■ Given request ■
Your task is to write out the complete listing exactly as it is shown.

■ Data for the task ■
----------------
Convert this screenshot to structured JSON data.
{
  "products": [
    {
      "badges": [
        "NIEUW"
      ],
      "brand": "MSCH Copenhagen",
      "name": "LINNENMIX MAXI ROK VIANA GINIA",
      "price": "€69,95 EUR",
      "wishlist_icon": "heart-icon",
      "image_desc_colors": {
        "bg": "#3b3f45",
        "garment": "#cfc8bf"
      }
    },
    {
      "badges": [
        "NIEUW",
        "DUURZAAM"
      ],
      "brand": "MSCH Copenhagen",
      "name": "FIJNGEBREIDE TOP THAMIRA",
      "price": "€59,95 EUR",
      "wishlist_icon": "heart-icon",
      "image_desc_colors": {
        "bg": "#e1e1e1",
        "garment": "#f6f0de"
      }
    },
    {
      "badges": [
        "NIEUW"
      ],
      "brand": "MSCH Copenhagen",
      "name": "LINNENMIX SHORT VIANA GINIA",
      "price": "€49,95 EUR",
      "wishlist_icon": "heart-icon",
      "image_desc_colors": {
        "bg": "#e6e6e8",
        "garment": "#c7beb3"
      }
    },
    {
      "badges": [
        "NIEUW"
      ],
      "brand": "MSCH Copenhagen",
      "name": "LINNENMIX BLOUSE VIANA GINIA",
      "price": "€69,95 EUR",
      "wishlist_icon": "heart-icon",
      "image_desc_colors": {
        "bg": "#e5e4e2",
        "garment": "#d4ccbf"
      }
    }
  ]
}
----------------
■ Written solution ■
Convert this screenshot to structured JSON data.
{
  "products": [
    {
      "badges": [
        "NIEUW"
      ],
      "brand": "MSCH Copenhagen",
      "name": "LINNENMIX MAXI ROK VIANA GINIA",
      "price": "€69,95 EUR",
      "wishlist_icon": "heart-icon",
      "image_desc_colors": {
        "bg": "#3b3f45",
        "garment": "#cfc8bf"
      }
    },
    {
      "badges": [
        "NIEUW",
        "DUURZAAM"
      ],
      "brand": "MSCH Copenhagen",
      "name": "FIJNGEBREIDE TOP THAMIRA",
      "price": "€59,95 EUR",
      "wishlist_icon": "heart-icon",
      "image_desc_colors": {
        "bg": "#e1e1e1",
        "garment": "#f6f0de"
      }
    },
    {
      "badges": [
        "NIEUW"
      ],
      "brand": "MSCH Copenhagen",
      "name": "LINNENMIX SHORT VIANA GINIA",
      "price": "€49,95 EUR",
      "wishlist_icon": "heart-icon",
      "image_desc_colors": {
        "bg": "#e6e6e8",
        "garment": "#c7beb3"
      }
    },
    {
      "badges": [
        "NIEUW"
      ],
      "brand": "MSCH Copenhagen",
      "name": "LINNENMIX BLOUSE VIANA GINIA",
      "price": "€69,95 EUR",
      "wishlist_icon": "heart-icon",
      "image_desc_colors": {
        "bg": "#e5e4e2",
        "garment": "#d4ccbf"
      }
    }
  ]
}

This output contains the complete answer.